**Objective**.
Please copy all the lines that follow, word for word.
-- begin --
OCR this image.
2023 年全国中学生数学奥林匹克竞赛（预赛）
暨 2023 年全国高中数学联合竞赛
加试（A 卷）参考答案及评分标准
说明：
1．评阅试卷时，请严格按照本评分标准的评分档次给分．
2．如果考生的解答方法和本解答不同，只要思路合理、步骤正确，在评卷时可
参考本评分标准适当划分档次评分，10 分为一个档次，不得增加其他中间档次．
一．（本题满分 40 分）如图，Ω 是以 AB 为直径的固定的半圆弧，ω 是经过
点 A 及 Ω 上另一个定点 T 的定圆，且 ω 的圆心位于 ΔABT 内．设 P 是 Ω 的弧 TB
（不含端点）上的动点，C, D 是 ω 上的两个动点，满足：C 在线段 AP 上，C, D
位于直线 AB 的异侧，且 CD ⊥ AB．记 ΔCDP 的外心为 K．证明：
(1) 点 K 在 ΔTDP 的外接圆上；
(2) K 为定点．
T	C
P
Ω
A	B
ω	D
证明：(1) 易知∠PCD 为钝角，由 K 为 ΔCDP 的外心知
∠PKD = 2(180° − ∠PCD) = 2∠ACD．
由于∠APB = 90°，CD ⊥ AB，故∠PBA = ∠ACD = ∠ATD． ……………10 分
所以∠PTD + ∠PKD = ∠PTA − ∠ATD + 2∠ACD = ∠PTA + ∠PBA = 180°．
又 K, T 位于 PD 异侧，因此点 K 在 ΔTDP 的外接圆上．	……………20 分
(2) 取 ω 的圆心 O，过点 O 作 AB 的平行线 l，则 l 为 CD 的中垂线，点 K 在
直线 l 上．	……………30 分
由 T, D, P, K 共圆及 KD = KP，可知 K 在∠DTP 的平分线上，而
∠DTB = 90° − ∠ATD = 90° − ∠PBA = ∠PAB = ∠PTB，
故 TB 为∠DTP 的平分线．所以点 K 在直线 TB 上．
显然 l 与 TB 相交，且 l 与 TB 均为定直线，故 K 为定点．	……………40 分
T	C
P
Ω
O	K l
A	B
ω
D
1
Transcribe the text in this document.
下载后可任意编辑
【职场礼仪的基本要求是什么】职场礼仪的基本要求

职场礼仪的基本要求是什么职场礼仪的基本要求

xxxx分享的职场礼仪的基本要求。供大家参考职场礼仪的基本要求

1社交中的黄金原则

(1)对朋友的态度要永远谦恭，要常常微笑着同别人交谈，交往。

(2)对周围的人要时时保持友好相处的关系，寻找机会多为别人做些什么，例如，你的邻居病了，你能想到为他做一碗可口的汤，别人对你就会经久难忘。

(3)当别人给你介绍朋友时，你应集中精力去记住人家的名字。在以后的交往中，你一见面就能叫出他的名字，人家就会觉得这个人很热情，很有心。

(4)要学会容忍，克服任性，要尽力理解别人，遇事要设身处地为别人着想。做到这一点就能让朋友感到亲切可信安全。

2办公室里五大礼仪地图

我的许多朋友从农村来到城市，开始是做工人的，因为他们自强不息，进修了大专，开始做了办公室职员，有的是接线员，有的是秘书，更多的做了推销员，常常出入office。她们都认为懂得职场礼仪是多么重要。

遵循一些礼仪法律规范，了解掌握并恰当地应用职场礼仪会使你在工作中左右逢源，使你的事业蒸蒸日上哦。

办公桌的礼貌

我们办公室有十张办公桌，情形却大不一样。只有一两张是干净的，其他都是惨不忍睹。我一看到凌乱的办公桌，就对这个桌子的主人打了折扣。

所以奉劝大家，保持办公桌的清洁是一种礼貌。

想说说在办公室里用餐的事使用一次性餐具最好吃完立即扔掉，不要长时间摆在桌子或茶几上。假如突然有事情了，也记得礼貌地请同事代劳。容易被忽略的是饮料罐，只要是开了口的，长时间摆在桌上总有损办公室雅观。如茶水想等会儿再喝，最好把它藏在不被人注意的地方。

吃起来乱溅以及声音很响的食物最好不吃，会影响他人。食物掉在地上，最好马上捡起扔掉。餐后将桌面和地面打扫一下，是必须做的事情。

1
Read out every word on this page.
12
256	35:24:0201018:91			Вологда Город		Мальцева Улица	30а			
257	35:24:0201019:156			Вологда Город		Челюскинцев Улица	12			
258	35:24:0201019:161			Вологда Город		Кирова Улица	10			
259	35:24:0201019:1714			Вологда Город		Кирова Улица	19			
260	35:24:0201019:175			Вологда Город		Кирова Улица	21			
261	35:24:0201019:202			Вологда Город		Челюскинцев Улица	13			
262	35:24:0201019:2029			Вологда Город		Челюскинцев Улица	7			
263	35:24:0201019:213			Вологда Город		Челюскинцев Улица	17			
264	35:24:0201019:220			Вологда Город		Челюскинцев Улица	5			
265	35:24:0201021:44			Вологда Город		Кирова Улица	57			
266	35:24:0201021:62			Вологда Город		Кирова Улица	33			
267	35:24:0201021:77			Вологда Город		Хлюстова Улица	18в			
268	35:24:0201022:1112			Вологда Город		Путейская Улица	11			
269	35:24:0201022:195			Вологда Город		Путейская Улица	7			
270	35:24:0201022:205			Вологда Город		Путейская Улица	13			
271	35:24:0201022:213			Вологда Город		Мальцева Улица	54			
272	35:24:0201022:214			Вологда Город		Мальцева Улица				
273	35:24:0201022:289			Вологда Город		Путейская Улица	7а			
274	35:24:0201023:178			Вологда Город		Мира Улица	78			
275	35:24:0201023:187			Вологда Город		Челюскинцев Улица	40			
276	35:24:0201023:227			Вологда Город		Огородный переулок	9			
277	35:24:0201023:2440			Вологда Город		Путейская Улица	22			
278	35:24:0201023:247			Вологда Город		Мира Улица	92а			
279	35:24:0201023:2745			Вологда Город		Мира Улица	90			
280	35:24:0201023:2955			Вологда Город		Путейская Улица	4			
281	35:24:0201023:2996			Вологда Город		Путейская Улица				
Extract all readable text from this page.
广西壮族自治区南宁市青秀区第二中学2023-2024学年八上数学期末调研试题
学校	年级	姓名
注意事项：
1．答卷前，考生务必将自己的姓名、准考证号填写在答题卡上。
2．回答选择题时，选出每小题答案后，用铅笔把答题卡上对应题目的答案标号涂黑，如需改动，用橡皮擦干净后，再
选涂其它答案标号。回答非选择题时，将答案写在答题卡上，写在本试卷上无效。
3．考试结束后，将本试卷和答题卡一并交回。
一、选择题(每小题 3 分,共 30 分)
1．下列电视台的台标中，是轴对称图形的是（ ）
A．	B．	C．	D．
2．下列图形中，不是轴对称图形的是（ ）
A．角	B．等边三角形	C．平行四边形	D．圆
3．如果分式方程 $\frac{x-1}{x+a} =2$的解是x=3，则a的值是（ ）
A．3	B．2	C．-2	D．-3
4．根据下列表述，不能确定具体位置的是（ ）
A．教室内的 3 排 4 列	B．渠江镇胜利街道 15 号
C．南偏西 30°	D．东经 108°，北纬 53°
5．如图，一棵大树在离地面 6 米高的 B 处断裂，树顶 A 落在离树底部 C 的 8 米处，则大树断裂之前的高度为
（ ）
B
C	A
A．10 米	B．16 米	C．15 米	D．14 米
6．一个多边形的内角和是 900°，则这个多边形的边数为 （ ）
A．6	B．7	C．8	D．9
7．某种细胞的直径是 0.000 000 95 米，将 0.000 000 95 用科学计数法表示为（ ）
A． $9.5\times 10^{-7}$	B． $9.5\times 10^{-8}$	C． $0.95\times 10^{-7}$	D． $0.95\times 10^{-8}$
-- end --
**Expected output**.
OCR this image.
2023 年全国中学生数学奥林匹克竞赛（预赛）
暨 2023 年全国高中数学联合竞赛
加试（A 卷）参考答案及评分标准
说明：
1．评阅试卷时，请严格按照本评分标准的评分档次给分．
2．如果考生的解答方法和本解答不同，只要思路合理、步骤正确，在评卷时可
参考本评分标准适当划分档次评分，10 分为一个档次，不得增加其他中间档次．
一．（本题满分 40 分）如图，Ω 是以 AB 为直径的固定的半圆弧，ω 是经过
点 A 及 Ω 上另一个定点 T 的定圆，且 ω 的圆心位于 ΔABT 内．设 P 是 Ω 的弧 TB
（不含端点）上的动点，C, D 是 ω 上的两个动点，满足：C 在线段 AP 上，C, D
位于直线 AB 的异侧，且 CD ⊥ AB．记 ΔCDP 的外心为 K．证明：
(1) 点 K 在 ΔTDP 的外接圆上；
(2) K 为定点．
T	C
P
Ω
A	B
ω	D
证明：(1) 易知∠PCD 为钝角，由 K 为 ΔCDP 的外心知
∠PKD = 2(180° − ∠PCD) = 2∠ACD．
由于∠APB = 90°，CD ⊥ AB，故∠PBA = ∠ACD = ∠ATD． ……………10 分
所以∠PTD + ∠PKD = ∠PTA − ∠ATD + 2∠ACD = ∠PTA + ∠PBA = 180°．
又 K, T 位于 PD 异侧，因此点 K 在 ΔTDP 的外接圆上．	……………20 分
(2) 取 ω 的圆心 O，过点 O 作 AB 的平行线 l，则 l 为 CD 的中垂线，点 K 在
直线 l 上．	……………30 分
由 T, D, P, K 共圆及 KD = KP，可知 K 在∠DTP 的平分线上，而
∠DTB = 90° − ∠ATD = 90° − ∠PBA = ∠PAB = ∠PTB，
故 TB 为∠DTP 的平分线．所以点 K 在直线 TB 上．
显然 l 与 TB 相交，且 l 与 TB 均为定直线，故 K 为定点．	……………40 分
T	C
P
Ω
O	K l
A	B
ω
D
1
Transcribe the text in this document.
下载后可任意编辑
【职场礼仪的基本要求是什么】职场礼仪的基本要求

职场礼仪的基本要求是什么职场礼仪的基本要求

xxxx分享的职场礼仪的基本要求。供大家参考职场礼仪的基本要求

1社交中的黄金原则

(1)对朋友的态度要永远谦恭，要常常微笑着同别人交谈，交往。

(2)对周围的人要时时保持友好相处的关系，寻找机会多为别人做些什么，例如，你的邻居病了，你能想到为他做一碗可口的汤，别人对你就会经久难忘。

(3)当别人给你介绍朋友时，你应集中精力去记住人家的名字。在以后的交往中，你一见面就能叫出他的名字，人家就会觉得这个人很热情，很有心。

(4)要学会容忍，克服任性，要尽力理解别人，遇事要设身处地为别人着想。做到这一点就能让朋友感到亲切可信安全。

2办公室里五大礼仪地图

我的许多朋友从农村来到城市，开始是做工人的，因为他们自强不息，进修了大专，开始做了办公室职员，有的是接线员，有的是秘书，更多的做了推销员，常常出入office。她们都认为懂得职场礼仪是多么重要。

遵循一些礼仪法律规范，了解掌握并恰当地应用职场礼仪会使你在工作中左右逢源，使你的事业蒸蒸日上哦。

办公桌的礼貌

我们办公室有十张办公桌，情形却大不一样。只有一两张是干净的，其他都是惨不忍睹。我一看到凌乱的办公桌，就对这个桌子的主人打了折扣。

所以奉劝大家，保持办公桌的清洁是一种礼貌。

想说说在办公室里用餐的事使用一次性餐具最好吃完立即扔掉，不要长时间摆在桌子或茶几上。假如突然有事情了，也记得礼貌地请同事代劳。容易被忽略的是饮料罐，只要是开了口的，长时间摆在桌上总有损办公室雅观。如茶水想等会儿再喝，最好把它藏在不被人注意的地方。

吃起来乱溅以及声音很响的食物最好不吃，会影响他人。食物掉在地上，最好马上捡起扔掉。餐后将桌面和地面打扫一下，是必须做的事情。

1
Read out every word on this page.
12
256	35:24:0201018:91			Вологда Город		Мальцева Улица	30а			
257	35:24:0201019:156			Вологда Город		Челюскинцев Улица	12			
258	35:24:0201019:161			Вологда Город		Кирова Улица	10			
259	35:24:0201019:1714			Вологда Город		Кирова Улица	19			
260	35:24:0201019:175			Вологда Город		Кирова Улица	21			
261	35:24:0201019:202			Вологда Город		Челюскинцев Улица	13			
262	35:24:0201019:2029			Вологда Город		Челюскинцев Улица	7			
263	35:24:0201019:213			Вологда Город		Челюскинцев Улица	17			
264	35:24:0201019:220			Вологда Город		Челюскинцев Улица	5			
265	35:24:0201021:44			Вологда Город		Кирова Улица	57			
266	35:24:0201021:62			Вологда Город		Кирова Улица	33			
267	35:24:0201021:77			Вологда Город		Хлюстова Улица	18в			
268	35:24:0201022:1112			Вологда Город		Путейская Улица	11			
269	35:24:0201022:195			Вологда Город		Путейская Улица	7			
270	35:24:0201022:205			Вологда Город		Путейская Улица	13			
271	35:24:0201022:213			Вологда Город		Мальцева Улица	54			
272	35:24:0201022:214			Вологда Город		Мальцева Улица				
273	35:24:0201022:289			Вологда Город		Путейская Улица	7а			
274	35:24:0201023:178			Вологда Город		Мира Улица	78			
275	35:24:0201023:187			Вологда Город		Челюскинцев Улица	40			
276	35:24:0201023:227			Вологда Город		Огородный переулок	9			
277	35:24:0201023:2440			Вологда Город		Путейская Улица	22			
278	35:24:0201023:247			Вологда Город		Мира Улица	92а			
279	35:24:0201023:2745			Вологда Город		Мира Улица	90			
280	35:24:0201023:2955			Вологда Город		Путейская Улица	4			
281	35:24:0201023:2996			Вологда Город		Путейская Улица				
Extract all readable text from this page.
广西壮族自治区南宁市青秀区第二中学2023-2024学年八上数学期末调研试题
学校	年级	姓名
注意事项：
1．答卷前，考生务必将自己的姓名、准考证号填写在答题卡上。
2．回答选择题时，选出每小题答案后，用铅笔把答题卡上对应题目的答案标号涂黑，如需改动，用橡皮擦干净后，再
选涂其它答案标号。回答非选择题时，将答案写在答题卡上，写在本试卷上无效。
3．考试结束后，将本试卷和答题卡一并交回。
一、选择题(每小题 3 分,共 30 分)
1．下列电视台的台标中，是轴对称图形的是（ ）
A．	B．	C．	D．
2．下列图形中，不是轴对称图形的是（ ）
A．角	B．等边三角形	C．平行四边形	D．圆
3．如果分式方程 $\frac{x-1}{x+a} =2$的解是x=3，则a的值是（ ）
A．3	B．2	C．-2	D．-3
4．根据下列表述，不能确定具体位置的是（ ）
A．教室内的 3 排 4 列	B．渠江镇胜利街道 15 号
C．南偏西 30°	D．东经 108°，北纬 53°
5．如图，一棵大树在离地面 6 米高的 B 处断裂，树顶 A 落在离树底部 C 的 8 米处，则大树断裂之前的高度为
（ ）
B
C	A
A．10 米	B．16 米	C．15 米	D．14 米
6．一个多边形的内角和是 900°，则这个多边形的边数为 （ ）
A．6	B．7	C．8	D．9
7．某种细胞的直径是 0.000 000 95 米，将 0.000 000 95 用科学计数法表示为（ ）
A． $9.5\times 10^{-7}$	B． $9.5\times 10^{-8}$	C． $0.95\times 10^{-7}$	D． $0.95\times 10^{-8}$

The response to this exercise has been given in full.